## What to produce
Return every record below exactly as written, omitting any pictures.

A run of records
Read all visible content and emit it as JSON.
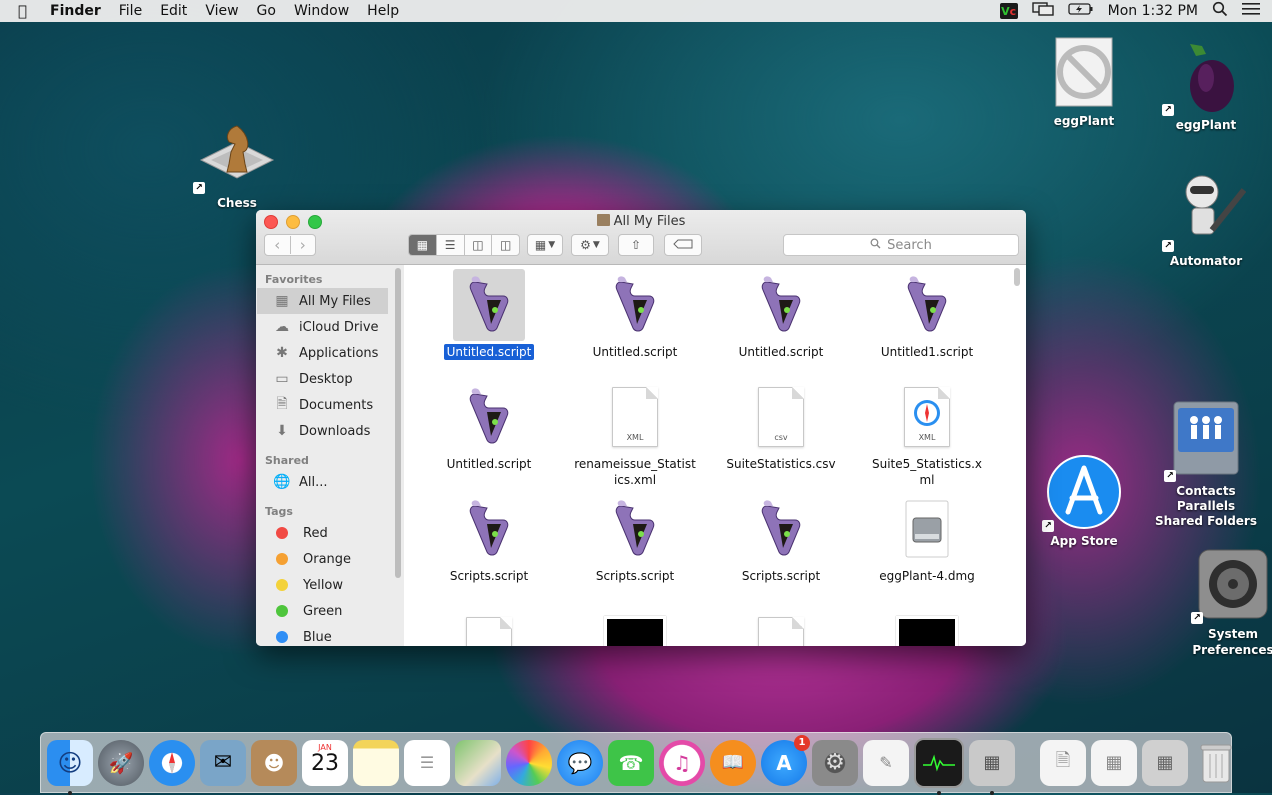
{
  "menubar": {
    "app": "Finder",
    "items": [
      "File",
      "Edit",
      "View",
      "Go",
      "Window",
      "Help"
    ],
    "clock": "Mon 1:32 PM"
  },
  "desktop": {
    "icons": [
      {
        "label": "Chess"
      },
      {
        "label": "eggPlant"
      },
      {
        "label": "eggPlant"
      },
      {
        "label": "Automator"
      },
      {
        "label": "Contacts Parallels Shared Folders"
      },
      {
        "label": "App Store"
      },
      {
        "label": "System Preferences"
      }
    ]
  },
  "finder": {
    "title": "All My Files",
    "search_placeholder": "Search",
    "sidebar": {
      "favorites_header": "Favorites",
      "favorites": [
        "All My Files",
        "iCloud Drive",
        "Applications",
        "Desktop",
        "Documents",
        "Downloads"
      ],
      "shared_header": "Shared",
      "shared": [
        "All..."
      ],
      "tags_header": "Tags",
      "tags": [
        {
          "name": "Red",
          "color": "#f14a44"
        },
        {
          "name": "Orange",
          "color": "#f5a032"
        },
        {
          "name": "Yellow",
          "color": "#f3d23a"
        },
        {
          "name": "Green",
          "color": "#4ec53c"
        },
        {
          "name": "Blue",
          "color": "#2f8ef5"
        }
      ]
    },
    "files": [
      {
        "name": "Untitled.script",
        "kind": "script",
        "selected": true
      },
      {
        "name": "Untitled.script",
        "kind": "script"
      },
      {
        "name": "Untitled.script",
        "kind": "script"
      },
      {
        "name": "Untitled1.script",
        "kind": "script"
      },
      {
        "name": "Untitled.script",
        "kind": "script"
      },
      {
        "name": "renameissue_Statistics.xml",
        "kind": "doc",
        "ext": "XML"
      },
      {
        "name": "SuiteStatistics.csv",
        "kind": "doc",
        "ext": "csv"
      },
      {
        "name": "Suite5_Statistics.xml",
        "kind": "safari-doc",
        "ext": "XML"
      },
      {
        "name": "Scripts.script",
        "kind": "script"
      },
      {
        "name": "Scripts.script",
        "kind": "script"
      },
      {
        "name": "Scripts.script",
        "kind": "script"
      },
      {
        "name": "eggPlant-4.dmg",
        "kind": "dmg"
      }
    ],
    "file_name_lines": {
      "f5": [
        "renameissue_Statist",
        "ics.xml"
      ],
      "f7": [
        "Suite5_Statistics.x",
        "ml"
      ]
    }
  },
  "dock": {
    "apps": [
      "finder-icon",
      "launchpad-icon",
      "safari-icon",
      "mail-icon",
      "contacts-icon",
      "calendar-icon",
      "notes-icon",
      "reminders-icon",
      "maps-icon",
      "photos-icon",
      "messages-icon",
      "facetime-icon",
      "itunes-icon",
      "ibooks-icon",
      "app-store-icon",
      "system-preferences-icon",
      "textedit-icon",
      "activity-monitor-icon",
      "calculator-icon"
    ],
    "calendar_month": "JAN",
    "calendar_day": "23",
    "app_store_badge": "1"
  }
}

## Exercise output
Read all visible content and emit it as JSON.
{
  "menubar": {
    "app": "Finder",
    "items": [
      "File",
      "Edit",
      "View",
      "Go",
      "Window",
      "Help"
    ],
    "clock": "Mon 1:32 PM"
  },
  "desktop": {
    "icons": [
      {
        "label": "Chess"
      },
      {
        "label": "eggPlant"
      },
      {
        "label": "eggPlant"
      },
      {
        "label": "Automator"
      },
      {
        "label": "Contacts Parallels Shared Folders"
      },
      {
        "label": "App Store"
      },
      {
        "label": "System Preferences"
      }
    ]
  },
  "finder": {
    "title": "All My Files",
    "search_placeholder": "Search",
    "sidebar": {
      "favorites_header": "Favorites",
      "favorites": [
        "All My Files",
        "iCloud Drive",
        "Applications",
        "Desktop",
        "Documents",
        "Downloads"
      ],
      "shared_header": "Shared",
      "shared": [
        "All..."
      ],
      "tags_header": "Tags",
      "tags": [
        {
          "name": "Red",
          "color": "#f14a44"
        },
        {
          "name": "Orange",
          "color": "#f5a032"
        },
        {
          "name": "Yellow",
          "color": "#f3d23a"
        },
        {
          "name": "Green",
          "color": "#4ec53c"
        },
        {
          "name": "Blue",
          "color": "#2f8ef5"
        }
      ]
    },
    "files": [
      {
        "name": "Untitled.script",
        "kind": "script",
        "selected": true
      },
      {
        "name": "Untitled.script",
        "kind": "script"
      },
      {
        "name": "Untitled.script",
        "kind": "script"
      },
      {
        "name": "Untitled1.script",
        "kind": "script"
      },
      {
        "name": "Untitled.script",
        "kind": "script"
      },
      {
        "name": "renameissue_Statistics.xml",
        "kind": "doc",
        "ext": "XML"
      },
      {
        "name": "SuiteStatistics.csv",
        "kind": "doc",
        "ext": "csv"
      },
      {
        "name": "Suite5_Statistics.xml",
        "kind": "safari-doc",
        "ext": "XML"
      },
      {
        "name": "Scripts.script",
        "kind": "script"
      },
      {
        "name": "Scripts.script",
        "kind": "script"
      },
      {
        "name": "Scripts.script",
        "kind": "script"
      },
      {
        "name": "eggPlant-4.dmg",
        "kind": "dmg"
      }
    ],
    "file_name_lines": {
      "f5": [
        "renameissue_Statist",
        "ics.xml"
      ],
      "f7": [
        "Suite5_Statistics.x",
        "ml"
      ]
    }
  },
  "dock": {
    "apps": [
      "finder-icon",
      "launchpad-icon",
      "safari-icon",
      "mail-icon",
      "contacts-icon",
      "calendar-icon",
      "notes-icon",
      "reminders-icon",
      "maps-icon",
      "photos-icon",
      "messages-icon",
      "facetime-icon",
      "itunes-icon",
      "ibooks-icon",
      "app-store-icon",
      "system-preferences-icon",
      "textedit-icon",
      "activity-monitor-icon",
      "calculator-icon"
    ],
    "calendar_month": "JAN",
    "calendar_day": "23",
    "app_store_badge": "1"
  }
}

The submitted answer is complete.